What is required
Return each line of the listing below, unchanged, and omit the images.

Records for this exercise

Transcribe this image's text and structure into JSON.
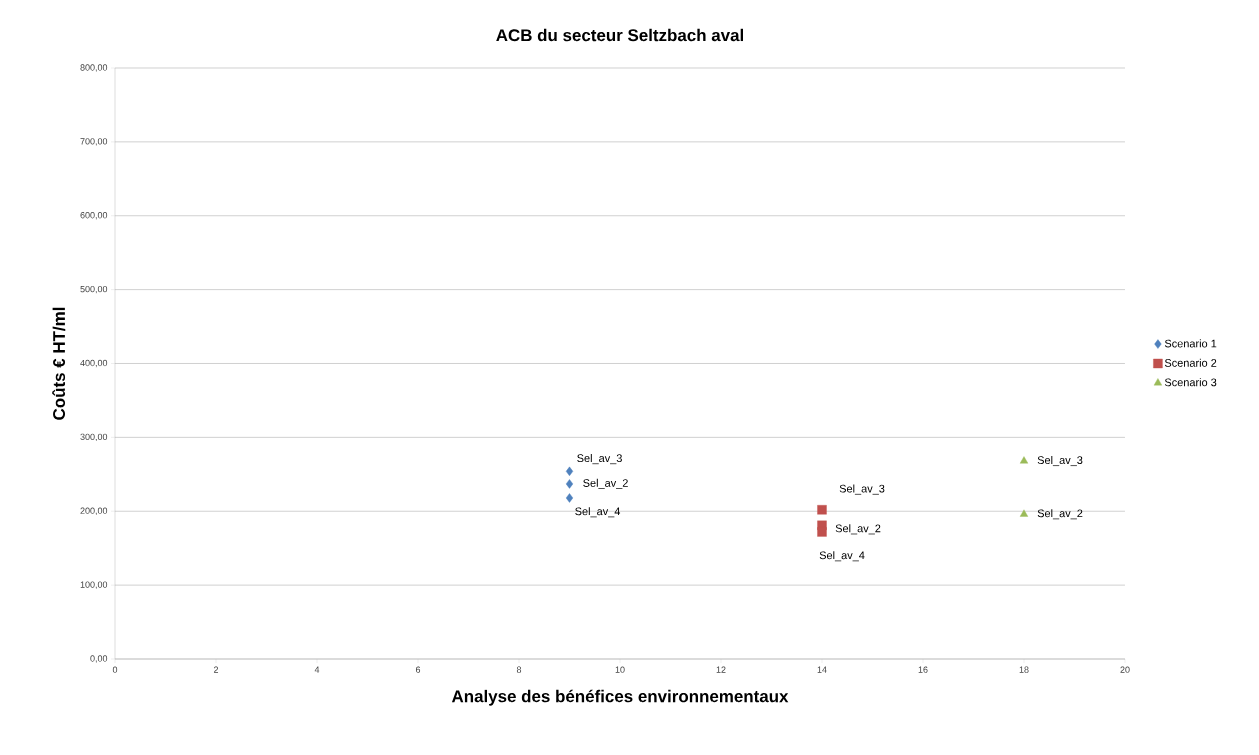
{
  "chart_data": {
    "type": "scatter",
    "title": "ACB du secteur Seltzbach aval",
    "xlabel": "Analyse des bénéfices environnementaux",
    "ylabel": "Coûts € HT/ml",
    "xlim": [
      0,
      20
    ],
    "ylim": [
      0,
      800
    ],
    "xticks": [
      0,
      2,
      4,
      6,
      8,
      10,
      12,
      14,
      16,
      18,
      20
    ],
    "yticks": [
      {
        "value": 0,
        "label": "0,00"
      },
      {
        "value": 100,
        "label": "100,00"
      },
      {
        "value": 200,
        "label": "200,00"
      },
      {
        "value": 300,
        "label": "300,00"
      },
      {
        "value": 400,
        "label": "400,00"
      },
      {
        "value": 500,
        "label": "500,00"
      },
      {
        "value": 600,
        "label": "600,00"
      },
      {
        "value": 700,
        "label": "700,00"
      },
      {
        "value": 800,
        "label": "800,00"
      }
    ],
    "grid": "y",
    "legend": "right",
    "series": [
      {
        "name": "Scenario 1",
        "color": "#4f81bd",
        "marker": "diamond",
        "x": [
          9,
          9,
          9
        ],
        "values": [
          254,
          237,
          218
        ]
      },
      {
        "name": "Scenario 2",
        "color": "#c0504d",
        "marker": "square",
        "x": [
          14,
          14,
          14
        ],
        "values": [
          202,
          181,
          172
        ]
      },
      {
        "name": "Scenario 3",
        "color": "#9bbb59",
        "marker": "triangle",
        "x": [
          18,
          18
        ],
        "values": [
          268,
          196
        ]
      }
    ],
    "annotations": [
      {
        "text": "Sel_av_3",
        "x": 9,
        "y": 254
      },
      {
        "text": "Sel_av_2",
        "x": 9,
        "y": 237
      },
      {
        "text": "Sel_av_4",
        "x": 9,
        "y": 218
      },
      {
        "text": "Sel_av_3",
        "x": 14,
        "y": 202
      },
      {
        "text": "Sel_av_2",
        "x": 14,
        "y": 181
      },
      {
        "text": "Sel_av_4",
        "x": 14,
        "y": 172
      },
      {
        "text": "Sel_av_3",
        "x": 18,
        "y": 268
      },
      {
        "text": "Sel_av_2",
        "x": 18,
        "y": 196
      }
    ]
  }
}
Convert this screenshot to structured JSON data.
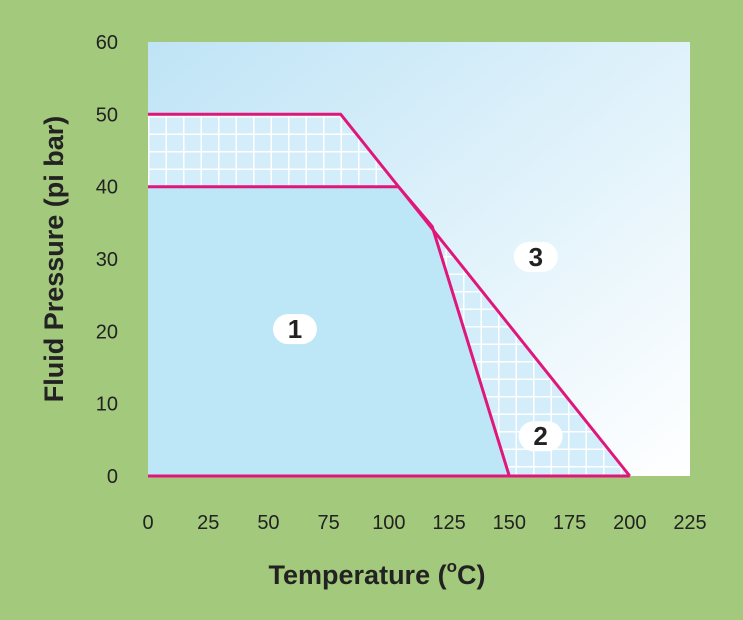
{
  "chart_data": {
    "type": "area",
    "title": "",
    "xlabel": "Temperature (",
    "xlabel_unit_sup": "o",
    "xlabel_unit_end": "C)",
    "ylabel": "Fluid Pressure (pi bar)",
    "xlim": [
      0,
      225
    ],
    "ylim": [
      0,
      60
    ],
    "x_ticks": [
      "0",
      "25",
      "50",
      "75",
      "100",
      "125",
      "150",
      "175",
      "200",
      "225"
    ],
    "y_ticks": [
      "0",
      "10",
      "20",
      "30",
      "40",
      "50",
      "60"
    ],
    "grid": false,
    "line_color": "#e0177a",
    "region_fill": "#bde6f7",
    "upper_boundary": [
      [
        0,
        50
      ],
      [
        80,
        50
      ],
      [
        200,
        0
      ]
    ],
    "middle_boundary": [
      [
        0,
        40
      ],
      [
        104,
        40
      ],
      [
        118,
        34.5
      ],
      [
        150,
        0
      ]
    ],
    "baseline": [
      [
        0,
        0
      ],
      [
        200,
        0
      ]
    ],
    "regions": [
      {
        "label": "1",
        "x": 61,
        "y": 20.3
      },
      {
        "label": "2",
        "x": 163,
        "y": 5.5
      },
      {
        "label": "3",
        "x": 161,
        "y": 30.3
      }
    ]
  }
}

Solution to the problem
Transcribe this image's text and structure into JSON.
{
  "chart_data": {
    "type": "scatter",
    "title": "ACB du secteur Seltzbach aval",
    "xlabel": "Analyse des bénéfices environnementaux",
    "ylabel": "Coûts € HT/ml",
    "xlim": [
      0,
      20
    ],
    "ylim": [
      0,
      800
    ],
    "xticks": [
      0,
      2,
      4,
      6,
      8,
      10,
      12,
      14,
      16,
      18,
      20
    ],
    "yticks": [
      {
        "value": 0,
        "label": "0,00"
      },
      {
        "value": 100,
        "label": "100,00"
      },
      {
        "value": 200,
        "label": "200,00"
      },
      {
        "value": 300,
        "label": "300,00"
      },
      {
        "value": 400,
        "label": "400,00"
      },
      {
        "value": 500,
        "label": "500,00"
      },
      {
        "value": 600,
        "label": "600,00"
      },
      {
        "value": 700,
        "label": "700,00"
      },
      {
        "value": 800,
        "label": "800,00"
      }
    ],
    "grid": "y",
    "legend": "right",
    "series": [
      {
        "name": "Scenario 1",
        "color": "#4f81bd",
        "marker": "diamond",
        "x": [
          9,
          9,
          9
        ],
        "values": [
          254,
          237,
          218
        ]
      },
      {
        "name": "Scenario 2",
        "color": "#c0504d",
        "marker": "square",
        "x": [
          14,
          14,
          14
        ],
        "values": [
          202,
          181,
          172
        ]
      },
      {
        "name": "Scenario 3",
        "color": "#9bbb59",
        "marker": "triangle",
        "x": [
          18,
          18
        ],
        "values": [
          268,
          196
        ]
      }
    ],
    "annotations": [
      {
        "text": "Sel_av_3",
        "x": 9,
        "y": 254
      },
      {
        "text": "Sel_av_2",
        "x": 9,
        "y": 237
      },
      {
        "text": "Sel_av_4",
        "x": 9,
        "y": 218
      },
      {
        "text": "Sel_av_3",
        "x": 14,
        "y": 202
      },
      {
        "text": "Sel_av_2",
        "x": 14,
        "y": 181
      },
      {
        "text": "Sel_av_4",
        "x": 14,
        "y": 172
      },
      {
        "text": "Sel_av_3",
        "x": 18,
        "y": 268
      },
      {
        "text": "Sel_av_2",
        "x": 18,
        "y": 196
      }
    ]
  }
}
Convert this screenshot to structured JSON data.
{
  "chart_data": {
    "type": "area",
    "title": "",
    "xlabel": "Temperature (",
    "xlabel_unit_sup": "o",
    "xlabel_unit_end": "C)",
    "ylabel": "Fluid Pressure (pi bar)",
    "xlim": [
      0,
      225
    ],
    "ylim": [
      0,
      60
    ],
    "x_ticks": [
      "0",
      "25",
      "50",
      "75",
      "100",
      "125",
      "150",
      "175",
      "200",
      "225"
    ],
    "y_ticks": [
      "0",
      "10",
      "20",
      "30",
      "40",
      "50",
      "60"
    ],
    "grid": false,
    "line_color": "#e0177a",
    "region_fill": "#bde6f7",
    "upper_boundary": [
      [
        0,
        50
      ],
      [
        80,
        50
      ],
      [
        200,
        0
      ]
    ],
    "middle_boundary": [
      [
        0,
        40
      ],
      [
        104,
        40
      ],
      [
        118,
        34.5
      ],
      [
        150,
        0
      ]
    ],
    "baseline": [
      [
        0,
        0
      ],
      [
        200,
        0
      ]
    ],
    "regions": [
      {
        "label": "1",
        "x": 61,
        "y": 20.3
      },
      {
        "label": "2",
        "x": 163,
        "y": 5.5
      },
      {
        "label": "3",
        "x": 161,
        "y": 30.3
      }
    ]
  }
}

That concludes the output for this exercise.